* Prompt
Make an exact copy of the entries below.

* Stored data
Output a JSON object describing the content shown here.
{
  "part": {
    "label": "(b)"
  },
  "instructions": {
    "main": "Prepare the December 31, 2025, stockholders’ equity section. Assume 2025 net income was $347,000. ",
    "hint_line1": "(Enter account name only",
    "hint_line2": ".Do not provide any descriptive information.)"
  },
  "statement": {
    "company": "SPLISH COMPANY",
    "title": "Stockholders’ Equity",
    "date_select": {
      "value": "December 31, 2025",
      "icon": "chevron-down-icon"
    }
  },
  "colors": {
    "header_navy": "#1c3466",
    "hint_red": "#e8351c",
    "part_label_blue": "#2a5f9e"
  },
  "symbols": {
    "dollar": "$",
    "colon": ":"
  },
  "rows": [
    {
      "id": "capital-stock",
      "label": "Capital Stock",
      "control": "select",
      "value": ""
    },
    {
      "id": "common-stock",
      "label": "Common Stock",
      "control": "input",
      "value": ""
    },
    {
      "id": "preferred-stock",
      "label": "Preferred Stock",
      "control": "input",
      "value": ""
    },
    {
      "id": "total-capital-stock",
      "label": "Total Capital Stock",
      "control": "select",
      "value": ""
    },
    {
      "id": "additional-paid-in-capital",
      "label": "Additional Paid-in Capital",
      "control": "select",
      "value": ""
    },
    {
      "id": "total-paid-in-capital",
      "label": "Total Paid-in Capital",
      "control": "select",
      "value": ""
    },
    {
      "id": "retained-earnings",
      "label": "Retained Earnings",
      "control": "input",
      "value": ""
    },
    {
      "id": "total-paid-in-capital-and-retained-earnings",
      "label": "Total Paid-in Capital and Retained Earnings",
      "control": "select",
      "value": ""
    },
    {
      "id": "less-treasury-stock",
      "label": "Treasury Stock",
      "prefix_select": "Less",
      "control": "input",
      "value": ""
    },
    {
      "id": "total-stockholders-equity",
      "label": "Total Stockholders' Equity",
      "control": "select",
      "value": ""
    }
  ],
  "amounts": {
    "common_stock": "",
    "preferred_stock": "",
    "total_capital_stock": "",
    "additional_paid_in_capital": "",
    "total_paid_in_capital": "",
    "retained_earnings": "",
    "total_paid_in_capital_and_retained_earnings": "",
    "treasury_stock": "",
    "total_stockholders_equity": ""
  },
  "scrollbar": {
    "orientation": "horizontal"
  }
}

* The answer
Output a JSON object describing the content shown here.
{
  "part": {
    "label": "(b)"
  },
  "instructions": {
    "main": "Prepare the December 31, 2025, stockholders’ equity section. Assume 2025 net income was $347,000. ",
    "hint_line1": "(Enter account name only",
    "hint_line2": ".Do not provide any descriptive information.)"
  },
  "statement": {
    "company": "SPLISH COMPANY",
    "title": "Stockholders’ Equity",
    "date_select": {
      "value": "December 31, 2025",
      "icon": "chevron-down-icon"
    }
  },
  "colors": {
    "header_navy": "#1c3466",
    "hint_red": "#e8351c",
    "part_label_blue": "#2a5f9e"
  },
  "symbols": {
    "dollar": "$",
    "colon": ":"
  },
  "rows": [
    {
      "id": "capital-stock",
      "label": "Capital Stock",
      "control": "select",
      "value": ""
    },
    {
      "id": "common-stock",
      "label": "Common Stock",
      "control": "input",
      "value": ""
    },
    {
      "id": "preferred-stock",
      "label": "Preferred Stock",
      "control": "input",
      "value": ""
    },
    {
      "id": "total-capital-stock",
      "label": "Total Capital Stock",
      "control": "select",
      "value": ""
    },
    {
      "id": "additional-paid-in-capital",
      "label": "Additional Paid-in Capital",
      "control": "select",
      "value": ""
    },
    {
      "id": "total-paid-in-capital",
      "label": "Total Paid-in Capital",
      "control": "select",
      "value": ""
    },
    {
      "id": "retained-earnings",
      "label": "Retained Earnings",
      "control": "input",
      "value": ""
    },
    {
      "id": "total-paid-in-capital-and-retained-earnings",
      "label": "Total Paid-in Capital and Retained Earnings",
      "control": "select",
      "value": ""
    },
    {
      "id": "less-treasury-stock",
      "label": "Treasury Stock",
      "prefix_select": "Less",
      "control": "input",
      "value": ""
    },
    {
      "id": "total-stockholders-equity",
      "label": "Total Stockholders' Equity",
      "control": "select",
      "value": ""
    }
  ],
  "amounts": {
    "common_stock": "",
    "preferred_stock": "",
    "total_capital_stock": "",
    "additional_paid_in_capital": "",
    "total_paid_in_capital": "",
    "retained_earnings": "",
    "total_paid_in_capital_and_retained_earnings": "",
    "treasury_stock": "",
    "total_stockholders_equity": ""
  },
  "scrollbar": {
    "orientation": "horizontal"
  }
}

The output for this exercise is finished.